Nous aussi sommes légalistes : je rappelle que la vente du muguet dans l'espace public est totalement illégale. Ces vendeurs viennent concurrencer les fleuristes et ne respectent pas la loi.

Madame Lubin, nos visions du monde du travail sont irréconciliables ; j'ai été salariée, comme beaucoup d'autres ici, et je n'ai jamais vécu le monde du travail comme vous nous le décrivez.

Mme Cathy Apourceau-Poly.  - Chers collègues, je vous trouve bien empressés de faire passer ce texte avant le 1er mai.

Mme Annick Billon.  - Le 1er mai est passé !

Mme Cathy Apourceau-Poly.  - Les salariés défileraient-ils dans les rues pour demander à travailler le 1er mai ? J'aurais aimé voir le même empressement pour la taxe Zucman - contre laquelle vous avez voté.

Vous cassez le code du travail. Déjà, quatre Carrefour Market ouvrent le 1er mai. Demain, ce seront les grandes surfaces, du moment qu'elles vendent du muguet !

Mme Annick Billon.  - Mais non !

Mme Cathy Apourceau-Poly.  - Et puis il faudra bien ouvrir crèches et écoles pour garder les enfants des salariés qui travaillent le 1er mai.

Vous ouvrez la boîte de Pandore ; il vous est insupportable que cette journée soit payée et chômée.

Mme Annick Billon.  - C'est faux !

M. Pascal Savoldelli.  - Je réagis aux propos de Mme Billon, qui dit que les organisations syndicales locales s'opposent aux syndicats nationaux. (Mme Annick Billon le confirme.) On voit là votre belle conception des négociations collectives... Bravo !

────────────────────

■ OBJECTIF:
Indiquez, s'il vous plaît, si chacune des affirmations suivantes concorde avec le débat, en répondant par oui ou par non et en citant mot pour mot le passage décisif.
1. La vente du muguet dans l'espace public est autorisée.
2. Mme Cathy Apourceau-Poly déclare que quatre Carrefour Market ouvrent le 1er mai.
3. Mme Annick Billon soutient que le 1er mai n'est pas encore passé.
Les entrées sont issues d'une autre source.

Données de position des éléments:

────────────────────

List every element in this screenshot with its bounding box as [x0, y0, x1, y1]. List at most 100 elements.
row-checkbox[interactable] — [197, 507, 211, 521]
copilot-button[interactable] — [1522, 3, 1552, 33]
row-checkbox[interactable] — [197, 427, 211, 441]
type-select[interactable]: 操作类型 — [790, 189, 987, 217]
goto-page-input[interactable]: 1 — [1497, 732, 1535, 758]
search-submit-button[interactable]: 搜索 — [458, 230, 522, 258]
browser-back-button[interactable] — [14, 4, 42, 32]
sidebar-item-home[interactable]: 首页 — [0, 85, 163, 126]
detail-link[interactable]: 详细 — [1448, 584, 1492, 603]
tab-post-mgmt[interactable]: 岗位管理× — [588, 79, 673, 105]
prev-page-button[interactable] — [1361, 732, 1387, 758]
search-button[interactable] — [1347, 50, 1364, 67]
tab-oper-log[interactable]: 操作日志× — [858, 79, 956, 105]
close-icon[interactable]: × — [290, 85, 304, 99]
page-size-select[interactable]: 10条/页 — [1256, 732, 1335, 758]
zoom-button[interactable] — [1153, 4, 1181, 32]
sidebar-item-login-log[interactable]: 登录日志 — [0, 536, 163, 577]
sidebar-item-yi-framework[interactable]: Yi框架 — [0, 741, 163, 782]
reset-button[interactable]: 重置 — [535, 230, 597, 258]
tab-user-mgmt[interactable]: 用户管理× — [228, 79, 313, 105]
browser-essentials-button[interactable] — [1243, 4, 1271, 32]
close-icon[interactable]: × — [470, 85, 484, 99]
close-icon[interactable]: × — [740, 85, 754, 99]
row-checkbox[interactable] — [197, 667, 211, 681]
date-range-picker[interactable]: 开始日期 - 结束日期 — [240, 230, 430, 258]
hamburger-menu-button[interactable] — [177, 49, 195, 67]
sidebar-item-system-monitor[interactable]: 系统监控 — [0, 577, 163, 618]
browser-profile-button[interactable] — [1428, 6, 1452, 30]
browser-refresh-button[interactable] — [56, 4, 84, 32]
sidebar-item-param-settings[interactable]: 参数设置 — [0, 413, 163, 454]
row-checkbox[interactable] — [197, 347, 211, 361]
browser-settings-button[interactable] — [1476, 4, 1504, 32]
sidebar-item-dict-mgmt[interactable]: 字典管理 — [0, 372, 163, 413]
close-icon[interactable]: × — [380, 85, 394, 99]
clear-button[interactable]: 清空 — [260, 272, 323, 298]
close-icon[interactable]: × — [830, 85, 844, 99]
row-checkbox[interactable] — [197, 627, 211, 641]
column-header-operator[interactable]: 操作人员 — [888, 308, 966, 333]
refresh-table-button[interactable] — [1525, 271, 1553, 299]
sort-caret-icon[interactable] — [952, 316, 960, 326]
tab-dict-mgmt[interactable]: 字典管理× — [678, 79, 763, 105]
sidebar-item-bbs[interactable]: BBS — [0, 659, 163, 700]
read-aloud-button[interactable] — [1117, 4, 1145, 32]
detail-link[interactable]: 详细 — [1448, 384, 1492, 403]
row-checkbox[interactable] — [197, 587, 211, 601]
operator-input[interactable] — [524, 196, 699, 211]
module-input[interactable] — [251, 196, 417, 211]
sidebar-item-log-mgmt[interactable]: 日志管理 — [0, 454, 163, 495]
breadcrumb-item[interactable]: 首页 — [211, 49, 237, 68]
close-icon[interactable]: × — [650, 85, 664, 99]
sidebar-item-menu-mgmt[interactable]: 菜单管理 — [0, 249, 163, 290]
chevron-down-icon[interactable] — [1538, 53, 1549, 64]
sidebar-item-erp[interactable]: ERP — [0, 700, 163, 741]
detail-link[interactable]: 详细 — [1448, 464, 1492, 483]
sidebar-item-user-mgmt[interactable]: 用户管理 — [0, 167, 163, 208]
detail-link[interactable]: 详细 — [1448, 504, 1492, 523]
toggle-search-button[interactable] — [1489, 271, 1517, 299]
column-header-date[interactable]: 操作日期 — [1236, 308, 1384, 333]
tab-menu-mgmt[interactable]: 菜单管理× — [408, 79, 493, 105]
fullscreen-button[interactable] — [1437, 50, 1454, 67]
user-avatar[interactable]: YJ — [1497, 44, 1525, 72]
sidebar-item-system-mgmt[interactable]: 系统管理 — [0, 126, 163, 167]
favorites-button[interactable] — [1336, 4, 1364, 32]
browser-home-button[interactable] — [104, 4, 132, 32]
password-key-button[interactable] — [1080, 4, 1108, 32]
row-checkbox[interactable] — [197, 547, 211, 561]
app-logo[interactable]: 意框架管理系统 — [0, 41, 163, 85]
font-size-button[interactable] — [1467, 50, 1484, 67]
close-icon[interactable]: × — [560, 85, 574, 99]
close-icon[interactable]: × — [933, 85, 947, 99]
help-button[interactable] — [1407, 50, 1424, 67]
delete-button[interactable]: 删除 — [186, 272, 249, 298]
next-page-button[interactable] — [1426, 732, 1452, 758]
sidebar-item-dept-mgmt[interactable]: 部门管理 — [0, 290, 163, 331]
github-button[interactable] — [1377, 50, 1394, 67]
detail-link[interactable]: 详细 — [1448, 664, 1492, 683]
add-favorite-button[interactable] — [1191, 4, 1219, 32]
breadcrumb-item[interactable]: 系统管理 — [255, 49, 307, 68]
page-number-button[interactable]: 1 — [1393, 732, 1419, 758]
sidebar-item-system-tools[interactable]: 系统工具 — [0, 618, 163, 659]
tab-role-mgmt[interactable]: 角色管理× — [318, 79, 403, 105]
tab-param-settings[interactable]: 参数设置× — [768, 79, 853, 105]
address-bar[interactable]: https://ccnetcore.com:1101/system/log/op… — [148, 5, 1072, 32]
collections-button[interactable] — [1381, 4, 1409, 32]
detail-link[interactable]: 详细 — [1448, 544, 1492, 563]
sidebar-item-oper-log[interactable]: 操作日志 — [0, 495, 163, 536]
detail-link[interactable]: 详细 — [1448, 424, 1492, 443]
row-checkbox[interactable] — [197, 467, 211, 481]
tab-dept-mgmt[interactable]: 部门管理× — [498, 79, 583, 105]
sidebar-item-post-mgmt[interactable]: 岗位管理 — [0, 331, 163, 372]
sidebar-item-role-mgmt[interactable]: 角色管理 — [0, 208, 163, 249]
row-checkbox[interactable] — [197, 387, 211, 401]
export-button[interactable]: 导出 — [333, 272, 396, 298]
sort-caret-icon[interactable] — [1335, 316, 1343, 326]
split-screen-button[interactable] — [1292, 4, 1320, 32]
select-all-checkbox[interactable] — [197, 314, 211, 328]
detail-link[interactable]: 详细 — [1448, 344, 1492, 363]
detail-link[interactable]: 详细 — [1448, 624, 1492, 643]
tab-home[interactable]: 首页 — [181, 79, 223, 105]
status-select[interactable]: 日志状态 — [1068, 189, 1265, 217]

────────────────────

■ RÉPONSE COMMENTÉE:
1. Non : « la vente du muguet dans l'espace public est totalement illégale ».
2. Oui : « Déjà, quatre Carrefour Market ouvrent le 1er mai. »
3. Non : « Le 1er mai est passé ! »